**** Given records ****

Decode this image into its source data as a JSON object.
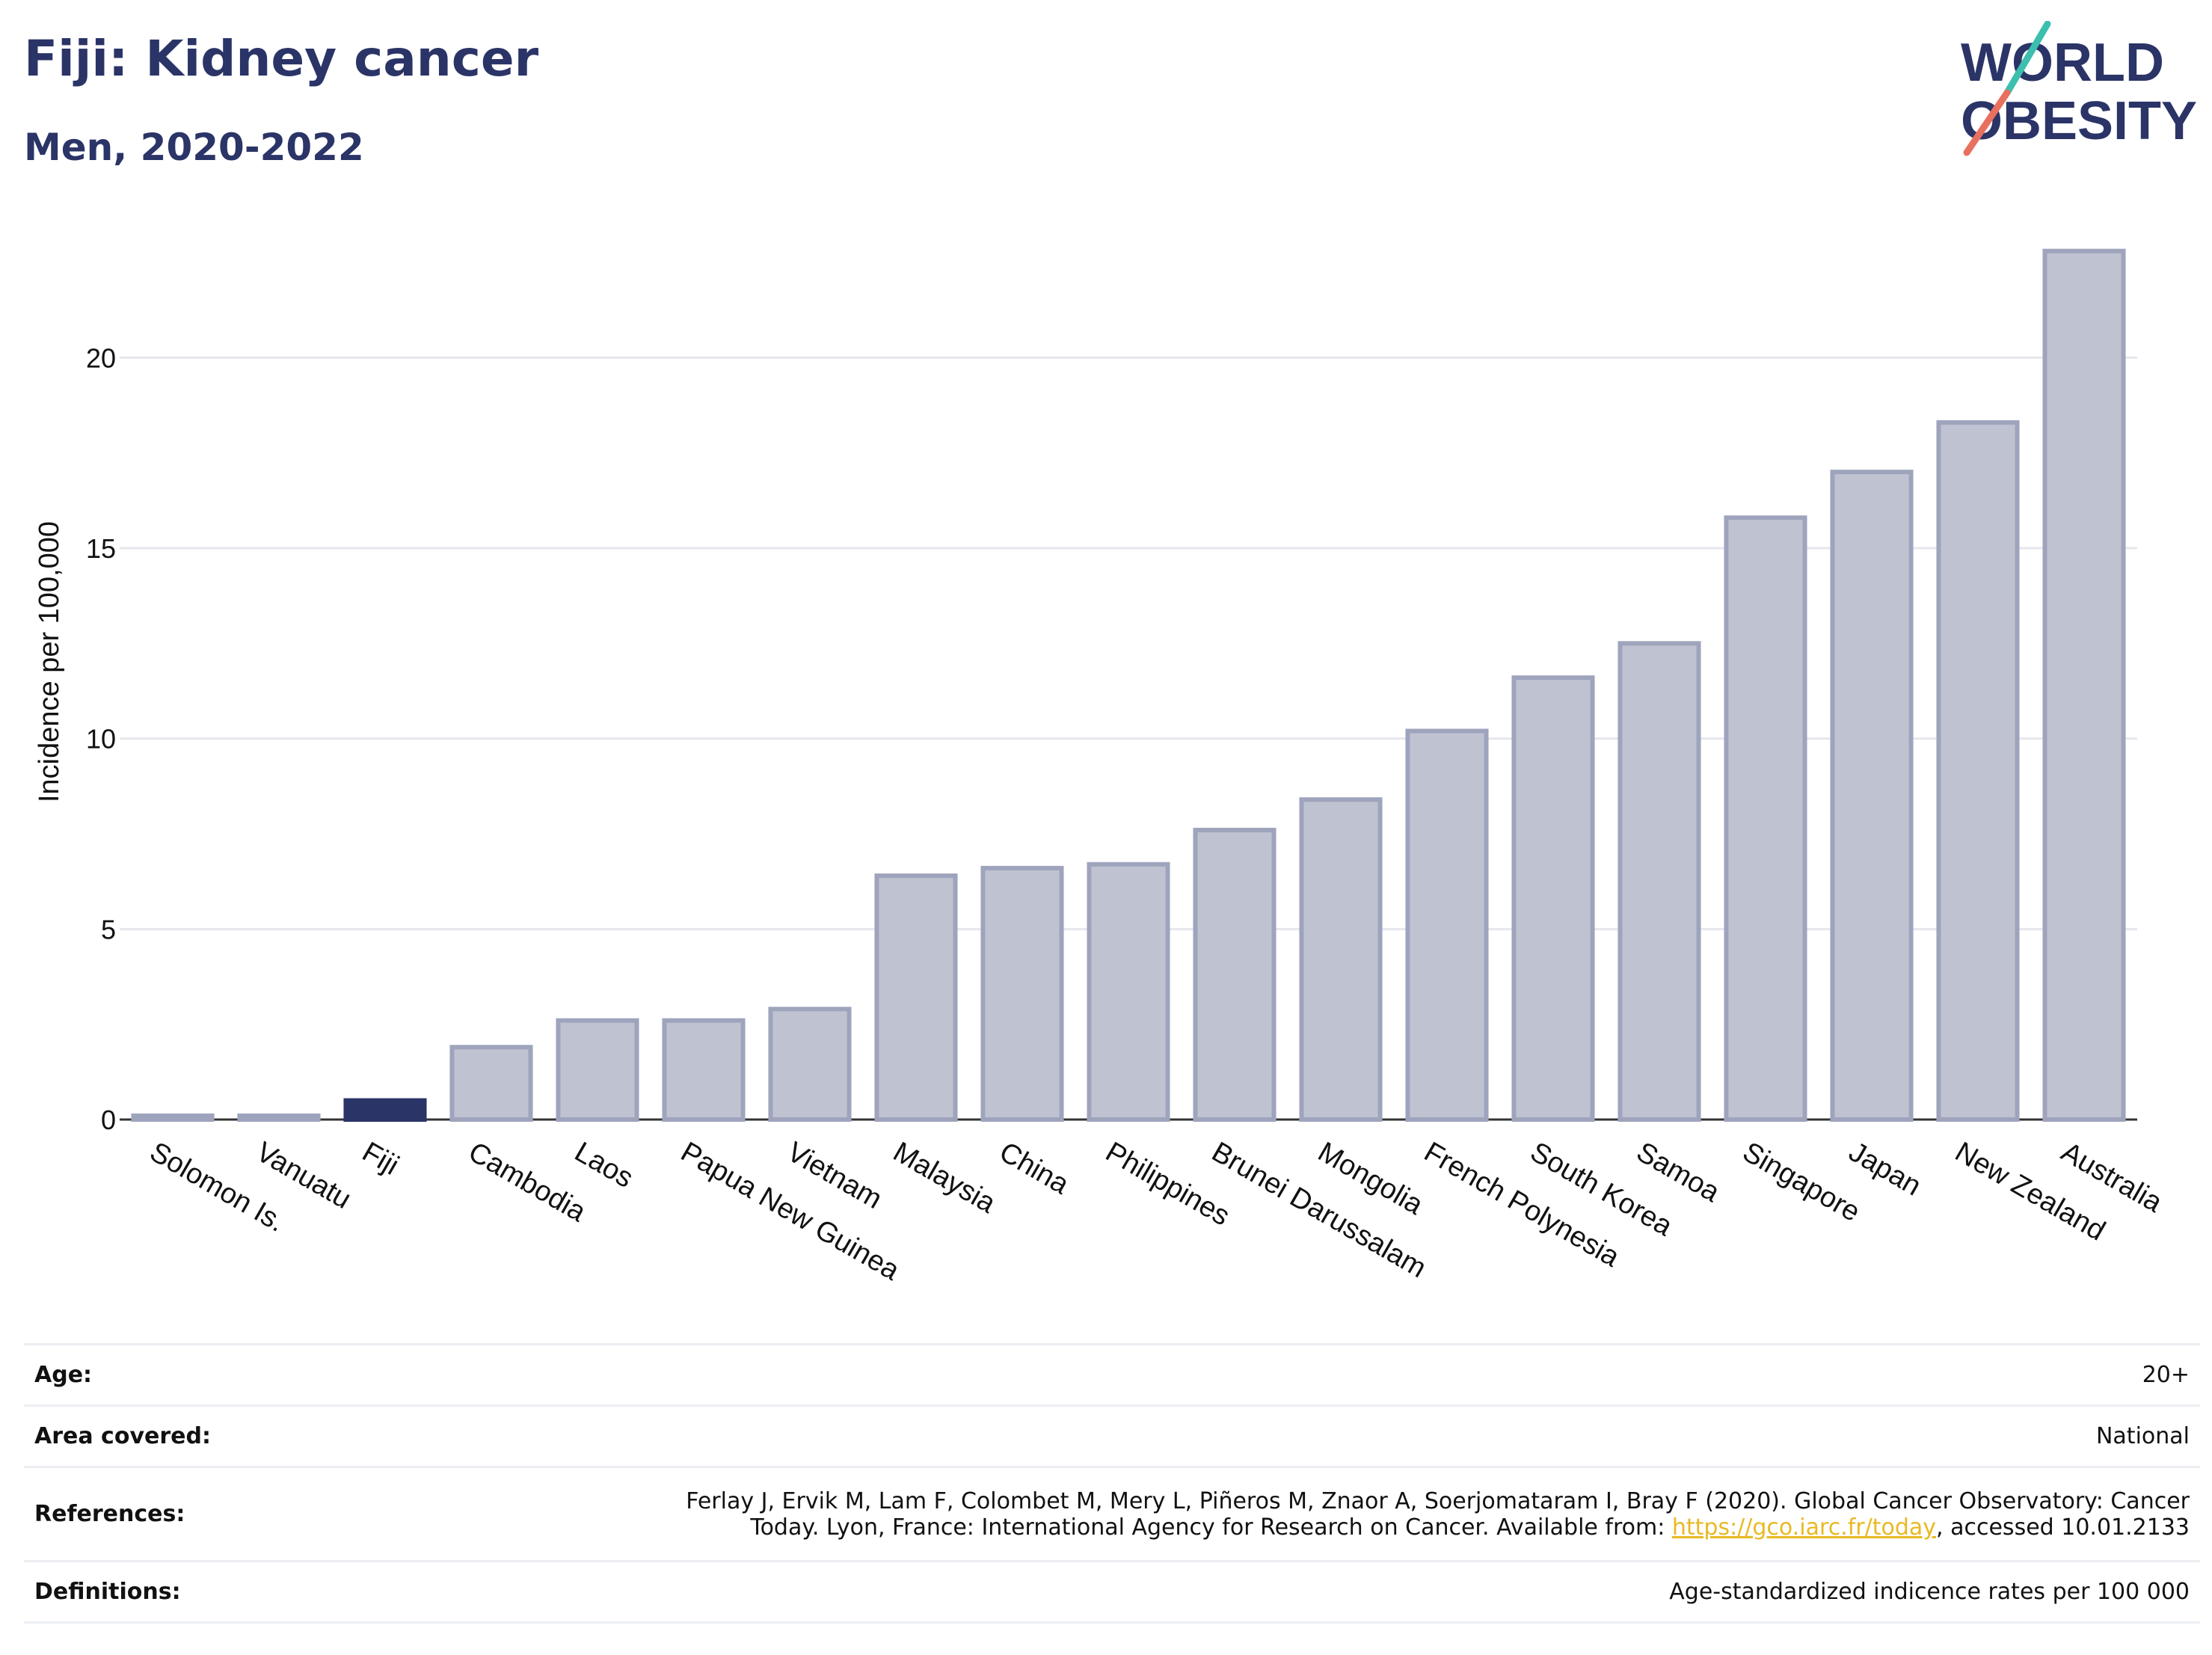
{
  "header": {
    "title": "Fiji: Kidney cancer",
    "subtitle": "Men, 2020-2022"
  },
  "logo": {
    "line1": "WORLD",
    "line2": "OBESITY"
  },
  "colors": {
    "highlight": "#2b3467",
    "bar_fill": "#bfc2d1",
    "bar_stroke": "#9fa4bd",
    "grid": "#e6e7ee",
    "logo_teal": "#3cbfae",
    "logo_coral": "#e8705f",
    "link": "#e8b923"
  },
  "chart_data": {
    "type": "bar",
    "title": "Fiji: Kidney cancer",
    "subtitle": "Men, 2020-2022",
    "ylabel": "Incidence per 100,000",
    "xlabel": "",
    "ylim": [
      0,
      23.5
    ],
    "yticks": [
      0,
      5,
      10,
      15,
      20
    ],
    "grid": true,
    "legend": "none",
    "highlight": "Fiji",
    "categories": [
      "Solomon Is.",
      "Vanuatu",
      "Fiji",
      "Cambodia",
      "Laos",
      "Papua New Guinea",
      "Vietnam",
      "Malaysia",
      "China",
      "Philippines",
      "Brunei Darussalam",
      "Mongolia",
      "French Polynesia",
      "South Korea",
      "Samoa",
      "Singapore",
      "Japan",
      "New Zealand",
      "Australia"
    ],
    "values": [
      0.1,
      0.1,
      0.5,
      1.9,
      2.6,
      2.6,
      2.9,
      6.4,
      6.6,
      6.7,
      7.6,
      8.4,
      10.2,
      11.6,
      12.5,
      15.8,
      17.0,
      18.3,
      22.8
    ]
  },
  "info": {
    "age_label": "Age:",
    "age_value": "20+",
    "area_label": "Area covered:",
    "area_value": "National",
    "references_label": "References:",
    "references_line1": "Ferlay J, Ervik M, Lam F, Colombet M, Mery L, Piñeros M, Znaor A, Soerjomataram I, Bray F (2020). Global Cancer Observatory: Cancer",
    "references_line2_pre": "Today. Lyon, France: International Agency for Research on Cancer. Available from: ",
    "references_link": "https://gco.iarc.fr/today",
    "references_line2_post": ", accessed 10.01.2133",
    "definitions_label": "Definitions:",
    "definitions_value": "Age-standardized indicence rates per 100 000"
  }
}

****

Instruction
Repeat each entry exactly as given; no pictures belong in the copy.

Solution for this exercise
Decode this image into its source data as a JSON object.
{
  "header": {
    "title": "Fiji: Kidney cancer",
    "subtitle": "Men, 2020-2022"
  },
  "logo": {
    "line1": "WORLD",
    "line2": "OBESITY"
  },
  "colors": {
    "highlight": "#2b3467",
    "bar_fill": "#bfc2d1",
    "bar_stroke": "#9fa4bd",
    "grid": "#e6e7ee",
    "logo_teal": "#3cbfae",
    "logo_coral": "#e8705f",
    "link": "#e8b923"
  },
  "chart_data": {
    "type": "bar",
    "title": "Fiji: Kidney cancer",
    "subtitle": "Men, 2020-2022",
    "ylabel": "Incidence per 100,000",
    "xlabel": "",
    "ylim": [
      0,
      23.5
    ],
    "yticks": [
      0,
      5,
      10,
      15,
      20
    ],
    "grid": true,
    "legend": "none",
    "highlight": "Fiji",
    "categories": [
      "Solomon Is.",
      "Vanuatu",
      "Fiji",
      "Cambodia",
      "Laos",
      "Papua New Guinea",
      "Vietnam",
      "Malaysia",
      "China",
      "Philippines",
      "Brunei Darussalam",
      "Mongolia",
      "French Polynesia",
      "South Korea",
      "Samoa",
      "Singapore",
      "Japan",
      "New Zealand",
      "Australia"
    ],
    "values": [
      0.1,
      0.1,
      0.5,
      1.9,
      2.6,
      2.6,
      2.9,
      6.4,
      6.6,
      6.7,
      7.6,
      8.4,
      10.2,
      11.6,
      12.5,
      15.8,
      17.0,
      18.3,
      22.8
    ]
  },
  "info": {
    "age_label": "Age:",
    "age_value": "20+",
    "area_label": "Area covered:",
    "area_value": "National",
    "references_label": "References:",
    "references_line1": "Ferlay J, Ervik M, Lam F, Colombet M, Mery L, Piñeros M, Znaor A, Soerjomataram I, Bray F (2020). Global Cancer Observatory: Cancer",
    "references_line2_pre": "Today. Lyon, France: International Agency for Research on Cancer. Available from: ",
    "references_link": "https://gco.iarc.fr/today",
    "references_line2_post": ", accessed 10.01.2133",
    "definitions_label": "Definitions:",
    "definitions_value": "Age-standardized indicence rates per 100 000"
  }
}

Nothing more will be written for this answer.